_TASK INSTRUCTIONS_
Without altering anything, repeat each of the records.

_DATA SUPPLIED_
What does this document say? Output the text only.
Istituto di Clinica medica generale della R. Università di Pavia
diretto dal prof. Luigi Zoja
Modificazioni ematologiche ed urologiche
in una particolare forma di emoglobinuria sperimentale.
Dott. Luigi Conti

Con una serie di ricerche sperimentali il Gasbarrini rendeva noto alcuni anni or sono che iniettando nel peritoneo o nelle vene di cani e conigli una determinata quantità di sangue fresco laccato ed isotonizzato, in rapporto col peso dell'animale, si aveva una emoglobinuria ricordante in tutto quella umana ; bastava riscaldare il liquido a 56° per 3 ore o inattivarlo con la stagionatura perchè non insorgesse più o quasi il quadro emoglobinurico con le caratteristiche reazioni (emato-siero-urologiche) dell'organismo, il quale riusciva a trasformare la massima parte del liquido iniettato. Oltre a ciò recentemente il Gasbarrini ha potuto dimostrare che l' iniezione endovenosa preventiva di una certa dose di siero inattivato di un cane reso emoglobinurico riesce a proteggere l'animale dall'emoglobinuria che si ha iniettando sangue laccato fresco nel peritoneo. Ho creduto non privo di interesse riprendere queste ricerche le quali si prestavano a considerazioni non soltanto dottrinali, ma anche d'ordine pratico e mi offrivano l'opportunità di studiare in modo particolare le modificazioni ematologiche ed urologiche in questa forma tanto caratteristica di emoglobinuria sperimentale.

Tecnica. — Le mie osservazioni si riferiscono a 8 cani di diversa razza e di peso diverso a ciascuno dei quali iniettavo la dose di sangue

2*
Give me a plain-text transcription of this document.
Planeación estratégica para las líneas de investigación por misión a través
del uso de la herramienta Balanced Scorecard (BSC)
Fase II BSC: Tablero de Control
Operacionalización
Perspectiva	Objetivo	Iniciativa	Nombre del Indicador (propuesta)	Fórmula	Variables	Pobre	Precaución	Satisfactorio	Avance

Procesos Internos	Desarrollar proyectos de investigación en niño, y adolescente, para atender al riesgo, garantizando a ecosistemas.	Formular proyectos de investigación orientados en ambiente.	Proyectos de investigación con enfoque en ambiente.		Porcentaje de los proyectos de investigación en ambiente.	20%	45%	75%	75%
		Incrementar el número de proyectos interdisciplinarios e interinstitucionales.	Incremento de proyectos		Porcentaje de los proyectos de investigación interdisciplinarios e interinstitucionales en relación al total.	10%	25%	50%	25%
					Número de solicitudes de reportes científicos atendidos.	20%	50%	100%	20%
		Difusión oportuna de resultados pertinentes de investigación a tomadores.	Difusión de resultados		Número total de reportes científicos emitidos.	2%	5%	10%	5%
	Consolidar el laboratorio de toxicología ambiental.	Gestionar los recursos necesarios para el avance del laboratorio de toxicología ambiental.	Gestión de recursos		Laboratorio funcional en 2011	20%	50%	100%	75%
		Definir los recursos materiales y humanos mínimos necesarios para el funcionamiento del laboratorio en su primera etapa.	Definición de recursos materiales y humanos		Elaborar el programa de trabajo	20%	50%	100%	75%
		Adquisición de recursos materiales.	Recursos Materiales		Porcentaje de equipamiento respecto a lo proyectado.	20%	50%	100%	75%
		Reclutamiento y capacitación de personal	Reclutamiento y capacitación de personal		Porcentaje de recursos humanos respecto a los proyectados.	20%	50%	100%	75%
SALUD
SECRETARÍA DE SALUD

_THE RESPONSE_
What does this document say? Output the text only.
Istituto di Clinica medica generale della R. Università di Pavia
diretto dal prof. Luigi Zoja
Modificazioni ematologiche ed urologiche
in una particolare forma di emoglobinuria sperimentale.
Dott. Luigi Conti

Con una serie di ricerche sperimentali il Gasbarrini rendeva noto alcuni anni or sono che iniettando nel peritoneo o nelle vene di cani e conigli una determinata quantità di sangue fresco laccato ed isotonizzato, in rapporto col peso dell'animale, si aveva una emoglobinuria ricordante in tutto quella umana ; bastava riscaldare il liquido a 56° per 3 ore o inattivarlo con la stagionatura perchè non insorgesse più o quasi il quadro emoglobinurico con le caratteristiche reazioni (emato-siero-urologiche) dell'organismo, il quale riusciva a trasformare la massima parte del liquido iniettato. Oltre a ciò recentemente il Gasbarrini ha potuto dimostrare che l' iniezione endovenosa preventiva di una certa dose di siero inattivato di un cane reso emoglobinurico riesce a proteggere l'animale dall'emoglobinuria che si ha iniettando sangue laccato fresco nel peritoneo. Ho creduto non privo di interesse riprendere queste ricerche le quali si prestavano a considerazioni non soltanto dottrinali, ma anche d'ordine pratico e mi offrivano l'opportunità di studiare in modo particolare le modificazioni ematologiche ed urologiche in questa forma tanto caratteristica di emoglobinuria sperimentale.

Tecnica. — Le mie osservazioni si riferiscono a 8 cani di diversa razza e di peso diverso a ciascuno dei quali iniettavo la dose di sangue

2*
Give me a plain-text transcription of this document.
Planeación estratégica para las líneas de investigación por misión a través
del uso de la herramienta Balanced Scorecard (BSC)
Fase II BSC: Tablero de Control
Operacionalización
Perspectiva	Objetivo	Iniciativa	Nombre del Indicador (propuesta)	Fórmula	Variables	Pobre	Precaución	Satisfactorio	Avance

Procesos Internos	Desarrollar proyectos de investigación en niño, y adolescente, para atender al riesgo, garantizando a ecosistemas.	Formular proyectos de investigación orientados en ambiente.	Proyectos de investigación con enfoque en ambiente.		Porcentaje de los proyectos de investigación en ambiente.	20%	45%	75%	75%
		Incrementar el número de proyectos interdisciplinarios e interinstitucionales.	Incremento de proyectos		Porcentaje de los proyectos de investigación interdisciplinarios e interinstitucionales en relación al total.	10%	25%	50%	25%
					Número de solicitudes de reportes científicos atendidos.	20%	50%	100%	20%
		Difusión oportuna de resultados pertinentes de investigación a tomadores.	Difusión de resultados		Número total de reportes científicos emitidos.	2%	5%	10%	5%
	Consolidar el laboratorio de toxicología ambiental.	Gestionar los recursos necesarios para el avance del laboratorio de toxicología ambiental.	Gestión de recursos		Laboratorio funcional en 2011	20%	50%	100%	75%
		Definir los recursos materiales y humanos mínimos necesarios para el funcionamiento del laboratorio en su primera etapa.	Definición de recursos materiales y humanos		Elaborar el programa de trabajo	20%	50%	100%	75%
		Adquisición de recursos materiales.	Recursos Materiales		Porcentaje de equipamiento respecto a lo proyectado.	20%	50%	100%	75%
		Reclutamiento y capacitación de personal	Reclutamiento y capacitación de personal		Porcentaje de recursos humanos respecto a los proyectados.	20%	50%	100%	75%
SALUD
SECRETARÍA DE SALUD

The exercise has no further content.